***** Recorded data *****
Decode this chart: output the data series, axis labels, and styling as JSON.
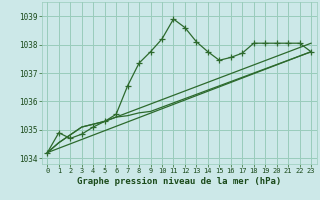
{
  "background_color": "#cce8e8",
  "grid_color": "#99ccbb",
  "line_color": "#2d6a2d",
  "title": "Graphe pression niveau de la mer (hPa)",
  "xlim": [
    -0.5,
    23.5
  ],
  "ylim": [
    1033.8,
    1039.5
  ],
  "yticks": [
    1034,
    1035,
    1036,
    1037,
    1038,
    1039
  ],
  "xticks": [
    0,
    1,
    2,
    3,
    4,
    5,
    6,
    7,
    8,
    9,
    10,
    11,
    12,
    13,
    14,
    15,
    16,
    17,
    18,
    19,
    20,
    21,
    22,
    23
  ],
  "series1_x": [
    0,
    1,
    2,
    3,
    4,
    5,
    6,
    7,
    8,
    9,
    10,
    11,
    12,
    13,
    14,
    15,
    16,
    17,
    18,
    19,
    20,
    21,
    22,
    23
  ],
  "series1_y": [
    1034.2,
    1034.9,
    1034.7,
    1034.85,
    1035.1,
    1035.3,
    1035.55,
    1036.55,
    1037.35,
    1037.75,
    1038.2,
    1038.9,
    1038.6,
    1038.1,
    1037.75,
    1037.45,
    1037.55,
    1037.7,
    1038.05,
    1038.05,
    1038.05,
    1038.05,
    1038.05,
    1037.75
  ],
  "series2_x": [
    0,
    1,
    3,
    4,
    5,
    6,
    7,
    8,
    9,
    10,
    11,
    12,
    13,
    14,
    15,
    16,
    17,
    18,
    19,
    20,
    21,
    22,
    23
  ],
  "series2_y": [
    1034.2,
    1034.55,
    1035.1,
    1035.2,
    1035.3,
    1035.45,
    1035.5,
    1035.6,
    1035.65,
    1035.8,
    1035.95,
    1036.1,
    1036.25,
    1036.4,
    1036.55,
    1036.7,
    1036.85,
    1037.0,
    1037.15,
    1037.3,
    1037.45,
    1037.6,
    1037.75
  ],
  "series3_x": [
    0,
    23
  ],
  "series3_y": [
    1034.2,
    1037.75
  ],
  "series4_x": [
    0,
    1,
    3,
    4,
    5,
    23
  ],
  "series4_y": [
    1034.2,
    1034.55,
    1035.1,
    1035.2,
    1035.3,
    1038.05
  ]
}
*****
* **What the task asks**: Quote the data above in full, leaving out the pictures it holds.

* **Task result**:
Decode this chart: output the data series, axis labels, and styling as JSON.
{
  "background_color": "#cce8e8",
  "grid_color": "#99ccbb",
  "line_color": "#2d6a2d",
  "title": "Graphe pression niveau de la mer (hPa)",
  "xlim": [
    -0.5,
    23.5
  ],
  "ylim": [
    1033.8,
    1039.5
  ],
  "yticks": [
    1034,
    1035,
    1036,
    1037,
    1038,
    1039
  ],
  "xticks": [
    0,
    1,
    2,
    3,
    4,
    5,
    6,
    7,
    8,
    9,
    10,
    11,
    12,
    13,
    14,
    15,
    16,
    17,
    18,
    19,
    20,
    21,
    22,
    23
  ],
  "series1_x": [
    0,
    1,
    2,
    3,
    4,
    5,
    6,
    7,
    8,
    9,
    10,
    11,
    12,
    13,
    14,
    15,
    16,
    17,
    18,
    19,
    20,
    21,
    22,
    23
  ],
  "series1_y": [
    1034.2,
    1034.9,
    1034.7,
    1034.85,
    1035.1,
    1035.3,
    1035.55,
    1036.55,
    1037.35,
    1037.75,
    1038.2,
    1038.9,
    1038.6,
    1038.1,
    1037.75,
    1037.45,
    1037.55,
    1037.7,
    1038.05,
    1038.05,
    1038.05,
    1038.05,
    1038.05,
    1037.75
  ],
  "series2_x": [
    0,
    1,
    3,
    4,
    5,
    6,
    7,
    8,
    9,
    10,
    11,
    12,
    13,
    14,
    15,
    16,
    17,
    18,
    19,
    20,
    21,
    22,
    23
  ],
  "series2_y": [
    1034.2,
    1034.55,
    1035.1,
    1035.2,
    1035.3,
    1035.45,
    1035.5,
    1035.6,
    1035.65,
    1035.8,
    1035.95,
    1036.1,
    1036.25,
    1036.4,
    1036.55,
    1036.7,
    1036.85,
    1037.0,
    1037.15,
    1037.3,
    1037.45,
    1037.6,
    1037.75
  ],
  "series3_x": [
    0,
    23
  ],
  "series3_y": [
    1034.2,
    1037.75
  ],
  "series4_x": [
    0,
    1,
    3,
    4,
    5,
    23
  ],
  "series4_y": [
    1034.2,
    1034.55,
    1035.1,
    1035.2,
    1035.3,
    1038.05
  ]
}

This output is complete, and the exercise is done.